Each entry below is to be transcribed exactly.

** Records to process **

--*--

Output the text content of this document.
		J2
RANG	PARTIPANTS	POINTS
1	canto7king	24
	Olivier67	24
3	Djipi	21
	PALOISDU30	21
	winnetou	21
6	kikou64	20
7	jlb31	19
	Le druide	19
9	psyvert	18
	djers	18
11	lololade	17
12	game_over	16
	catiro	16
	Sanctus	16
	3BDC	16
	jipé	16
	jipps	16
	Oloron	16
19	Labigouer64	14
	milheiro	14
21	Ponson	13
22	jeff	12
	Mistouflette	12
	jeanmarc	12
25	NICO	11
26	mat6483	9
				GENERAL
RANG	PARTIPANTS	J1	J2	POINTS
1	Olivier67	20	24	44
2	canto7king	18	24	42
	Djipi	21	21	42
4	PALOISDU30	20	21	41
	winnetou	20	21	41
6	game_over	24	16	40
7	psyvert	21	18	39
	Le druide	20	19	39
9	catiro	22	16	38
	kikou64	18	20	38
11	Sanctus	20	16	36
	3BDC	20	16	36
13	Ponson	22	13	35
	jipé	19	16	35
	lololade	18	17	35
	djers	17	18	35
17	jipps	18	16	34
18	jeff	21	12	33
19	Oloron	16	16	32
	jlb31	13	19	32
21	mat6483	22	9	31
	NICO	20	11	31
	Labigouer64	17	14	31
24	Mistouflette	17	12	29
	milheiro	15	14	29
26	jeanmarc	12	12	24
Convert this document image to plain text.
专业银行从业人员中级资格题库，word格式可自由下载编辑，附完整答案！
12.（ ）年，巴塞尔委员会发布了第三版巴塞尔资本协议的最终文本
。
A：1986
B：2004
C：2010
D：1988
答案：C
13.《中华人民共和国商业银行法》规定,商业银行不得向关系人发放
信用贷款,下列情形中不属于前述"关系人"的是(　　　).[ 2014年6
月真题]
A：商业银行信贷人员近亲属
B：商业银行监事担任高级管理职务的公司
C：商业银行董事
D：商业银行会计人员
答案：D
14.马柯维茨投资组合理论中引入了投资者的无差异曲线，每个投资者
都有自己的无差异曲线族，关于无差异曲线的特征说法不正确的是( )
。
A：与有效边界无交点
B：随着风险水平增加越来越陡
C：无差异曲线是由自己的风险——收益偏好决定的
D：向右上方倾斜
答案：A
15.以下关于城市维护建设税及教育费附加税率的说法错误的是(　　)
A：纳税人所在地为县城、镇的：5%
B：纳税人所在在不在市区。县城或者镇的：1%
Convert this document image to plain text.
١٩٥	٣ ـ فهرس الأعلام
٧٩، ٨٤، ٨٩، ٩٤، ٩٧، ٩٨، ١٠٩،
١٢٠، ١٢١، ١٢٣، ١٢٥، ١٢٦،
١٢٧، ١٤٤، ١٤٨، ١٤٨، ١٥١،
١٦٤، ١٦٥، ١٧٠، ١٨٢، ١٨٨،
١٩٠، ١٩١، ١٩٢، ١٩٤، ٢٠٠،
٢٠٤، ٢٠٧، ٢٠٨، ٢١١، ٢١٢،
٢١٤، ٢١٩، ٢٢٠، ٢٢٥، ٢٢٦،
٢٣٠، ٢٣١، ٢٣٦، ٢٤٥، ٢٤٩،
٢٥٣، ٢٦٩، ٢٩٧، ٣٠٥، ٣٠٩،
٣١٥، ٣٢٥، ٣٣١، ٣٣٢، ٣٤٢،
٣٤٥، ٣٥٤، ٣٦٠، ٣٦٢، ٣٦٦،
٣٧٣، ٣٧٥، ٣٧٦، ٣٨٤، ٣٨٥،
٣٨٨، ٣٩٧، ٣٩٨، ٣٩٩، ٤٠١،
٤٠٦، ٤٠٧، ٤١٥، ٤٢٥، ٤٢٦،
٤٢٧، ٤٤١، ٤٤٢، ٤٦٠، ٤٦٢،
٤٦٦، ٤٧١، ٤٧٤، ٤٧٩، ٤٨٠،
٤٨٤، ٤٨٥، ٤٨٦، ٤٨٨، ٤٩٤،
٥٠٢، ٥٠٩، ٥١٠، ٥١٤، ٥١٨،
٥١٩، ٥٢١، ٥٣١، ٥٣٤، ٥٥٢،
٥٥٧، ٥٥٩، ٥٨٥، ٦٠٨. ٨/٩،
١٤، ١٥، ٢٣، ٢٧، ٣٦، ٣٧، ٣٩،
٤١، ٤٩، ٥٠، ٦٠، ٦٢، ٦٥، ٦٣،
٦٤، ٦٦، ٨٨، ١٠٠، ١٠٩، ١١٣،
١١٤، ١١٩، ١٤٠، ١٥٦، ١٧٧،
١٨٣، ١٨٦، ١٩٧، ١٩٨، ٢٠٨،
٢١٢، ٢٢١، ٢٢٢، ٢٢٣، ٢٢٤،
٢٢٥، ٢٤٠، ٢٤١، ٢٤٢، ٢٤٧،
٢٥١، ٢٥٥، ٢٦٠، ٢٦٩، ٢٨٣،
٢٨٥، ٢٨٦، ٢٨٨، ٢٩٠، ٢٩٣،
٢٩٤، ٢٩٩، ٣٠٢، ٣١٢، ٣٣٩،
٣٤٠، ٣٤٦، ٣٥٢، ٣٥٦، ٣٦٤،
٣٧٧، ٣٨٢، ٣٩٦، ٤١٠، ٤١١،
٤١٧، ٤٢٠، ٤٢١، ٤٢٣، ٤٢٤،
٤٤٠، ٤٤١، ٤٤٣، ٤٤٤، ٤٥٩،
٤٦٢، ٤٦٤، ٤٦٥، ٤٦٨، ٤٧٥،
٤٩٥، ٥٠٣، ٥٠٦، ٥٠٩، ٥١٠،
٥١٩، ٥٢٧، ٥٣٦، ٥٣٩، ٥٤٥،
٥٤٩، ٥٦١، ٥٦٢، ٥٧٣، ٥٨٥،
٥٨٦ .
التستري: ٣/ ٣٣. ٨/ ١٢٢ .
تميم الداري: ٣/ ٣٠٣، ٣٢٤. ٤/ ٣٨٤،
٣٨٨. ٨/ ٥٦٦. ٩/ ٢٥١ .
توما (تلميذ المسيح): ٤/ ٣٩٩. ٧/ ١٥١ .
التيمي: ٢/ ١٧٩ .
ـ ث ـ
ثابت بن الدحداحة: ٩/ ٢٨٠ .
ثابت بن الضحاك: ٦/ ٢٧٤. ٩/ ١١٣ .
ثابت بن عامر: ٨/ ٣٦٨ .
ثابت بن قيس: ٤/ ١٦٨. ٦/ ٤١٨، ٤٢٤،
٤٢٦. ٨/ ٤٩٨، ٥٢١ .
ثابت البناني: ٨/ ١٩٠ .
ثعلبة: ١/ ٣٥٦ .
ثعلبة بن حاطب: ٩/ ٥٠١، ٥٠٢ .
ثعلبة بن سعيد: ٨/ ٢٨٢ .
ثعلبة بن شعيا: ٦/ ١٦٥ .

--*--

** Solution **
Output the text content of this document.
		J2
RANG	PARTIPANTS	POINTS
1	canto7king	24
	Olivier67	24
3	Djipi	21
	PALOISDU30	21
	winnetou	21
6	kikou64	20
7	jlb31	19
	Le druide	19
9	psyvert	18
	djers	18
11	lololade	17
12	game_over	16
	catiro	16
	Sanctus	16
	3BDC	16
	jipé	16
	jipps	16
	Oloron	16
19	Labigouer64	14
	milheiro	14
21	Ponson	13
22	jeff	12
	Mistouflette	12
	jeanmarc	12
25	NICO	11
26	mat6483	9
				GENERAL
RANG	PARTIPANTS	J1	J2	POINTS
1	Olivier67	20	24	44
2	canto7king	18	24	42
	Djipi	21	21	42
4	PALOISDU30	20	21	41
	winnetou	20	21	41
6	game_over	24	16	40
7	psyvert	21	18	39
	Le druide	20	19	39
9	catiro	22	16	38
	kikou64	18	20	38
11	Sanctus	20	16	36
	3BDC	20	16	36
13	Ponson	22	13	35
	jipé	19	16	35
	lololade	18	17	35
	djers	17	18	35
17	jipps	18	16	34
18	jeff	21	12	33
19	Oloron	16	16	32
	jlb31	13	19	32
21	mat6483	22	9	31
	NICO	20	11	31
	Labigouer64	17	14	31
24	Mistouflette	17	12	29
	milheiro	15	14	29
26	jeanmarc	12	12	24
Convert this document image to plain text.
专业银行从业人员中级资格题库，word格式可自由下载编辑，附完整答案！
12.（ ）年，巴塞尔委员会发布了第三版巴塞尔资本协议的最终文本
。
A：1986
B：2004
C：2010
D：1988
答案：C
13.《中华人民共和国商业银行法》规定,商业银行不得向关系人发放
信用贷款,下列情形中不属于前述"关系人"的是(　　　).[ 2014年6
月真题]
A：商业银行信贷人员近亲属
B：商业银行监事担任高级管理职务的公司
C：商业银行董事
D：商业银行会计人员
答案：D
14.马柯维茨投资组合理论中引入了投资者的无差异曲线，每个投资者
都有自己的无差异曲线族，关于无差异曲线的特征说法不正确的是( )
。
A：与有效边界无交点
B：随着风险水平增加越来越陡
C：无差异曲线是由自己的风险——收益偏好决定的
D：向右上方倾斜
答案：A
15.以下关于城市维护建设税及教育费附加税率的说法错误的是(　　)
A：纳税人所在地为县城、镇的：5%
B：纳税人所在在不在市区。县城或者镇的：1%
Convert this document image to plain text.
١٩٥	٣ ـ فهرس الأعلام
٧٩، ٨٤، ٨٩، ٩٤، ٩٧، ٩٨، ١٠٩،
١٢٠، ١٢١، ١٢٣، ١٢٥، ١٢٦،
١٢٧، ١٤٤، ١٤٨، ١٤٨، ١٥١،
١٦٤، ١٦٥، ١٧٠، ١٨٢، ١٨٨،
١٩٠، ١٩١، ١٩٢، ١٩٤، ٢٠٠،
٢٠٤، ٢٠٧، ٢٠٨، ٢١١، ٢١٢،
٢١٤، ٢١٩، ٢٢٠، ٢٢٥، ٢٢٦،
٢٣٠، ٢٣١، ٢٣٦، ٢٤٥، ٢٤٩،
٢٥٣، ٢٦٩، ٢٩٧، ٣٠٥، ٣٠٩،
٣١٥، ٣٢٥، ٣٣١، ٣٣٢، ٣٤٢،
٣٤٥، ٣٥٤، ٣٦٠، ٣٦٢، ٣٦٦،
٣٧٣، ٣٧٥، ٣٧٦، ٣٨٤، ٣٨٥،
٣٨٨، ٣٩٧، ٣٩٨، ٣٩٩، ٤٠١،
٤٠٦، ٤٠٧، ٤١٥، ٤٢٥، ٤٢٦،
٤٢٧، ٤٤١، ٤٤٢، ٤٦٠، ٤٦٢،
٤٦٦، ٤٧١، ٤٧٤، ٤٧٩، ٤٨٠،
٤٨٤، ٤٨٥، ٤٨٦، ٤٨٨، ٤٩٤،
٥٠٢، ٥٠٩، ٥١٠، ٥١٤، ٥١٨،
٥١٩، ٥٢١، ٥٣١، ٥٣٤، ٥٥٢،
٥٥٧، ٥٥٩، ٥٨٥، ٦٠٨. ٨/٩،
١٤، ١٥، ٢٣، ٢٧، ٣٦، ٣٧، ٣٩،
٤١، ٤٩، ٥٠، ٦٠، ٦٢، ٦٥، ٦٣،
٦٤، ٦٦، ٨٨، ١٠٠، ١٠٩، ١١٣،
١١٤، ١١٩، ١٤٠، ١٥٦، ١٧٧،
١٨٣، ١٨٦، ١٩٧، ١٩٨، ٢٠٨،
٢١٢، ٢٢١، ٢٢٢، ٢٢٣، ٢٢٤،
٢٢٥، ٢٤٠، ٢٤١، ٢٤٢، ٢٤٧،
٢٥١، ٢٥٥، ٢٦٠، ٢٦٩، ٢٨٣،
٢٨٥، ٢٨٦، ٢٨٨، ٢٩٠، ٢٩٣،
٢٩٤، ٢٩٩، ٣٠٢، ٣١٢، ٣٣٩،
٣٤٠، ٣٤٦، ٣٥٢، ٣٥٦، ٣٦٤،
٣٧٧، ٣٨٢، ٣٩٦، ٤١٠، ٤١١،
٤١٧، ٤٢٠، ٤٢١، ٤٢٣، ٤٢٤،
٤٤٠، ٤٤١، ٤٤٣، ٤٤٤، ٤٥٩،
٤٦٢، ٤٦٤، ٤٦٥، ٤٦٨، ٤٧٥،
٤٩٥، ٥٠٣، ٥٠٦، ٥٠٩، ٥١٠،
٥١٩، ٥٢٧، ٥٣٦، ٥٣٩، ٥٤٥،
٥٤٩، ٥٦١، ٥٦٢، ٥٧٣، ٥٨٥،
٥٨٦ .
التستري: ٣/ ٣٣. ٨/ ١٢٢ .
تميم الداري: ٣/ ٣٠٣، ٣٢٤. ٤/ ٣٨٤،
٣٨٨. ٨/ ٥٦٦. ٩/ ٢٥١ .
توما (تلميذ المسيح): ٤/ ٣٩٩. ٧/ ١٥١ .
التيمي: ٢/ ١٧٩ .
ـ ث ـ
ثابت بن الدحداحة: ٩/ ٢٨٠ .
ثابت بن الضحاك: ٦/ ٢٧٤. ٩/ ١١٣ .
ثابت بن عامر: ٨/ ٣٦٨ .
ثابت بن قيس: ٤/ ١٦٨. ٦/ ٤١٨، ٤٢٤،
٤٢٦. ٨/ ٤٩٨، ٥٢١ .
ثابت البناني: ٨/ ١٩٠ .
ثعلبة: ١/ ٣٥٦ .
ثعلبة بن حاطب: ٩/ ٥٠١، ٥٠٢ .
ثعلبة بن سعيد: ٨/ ٢٨٢ .
ثعلبة بن شعيا: ٦/ ١٦٥ .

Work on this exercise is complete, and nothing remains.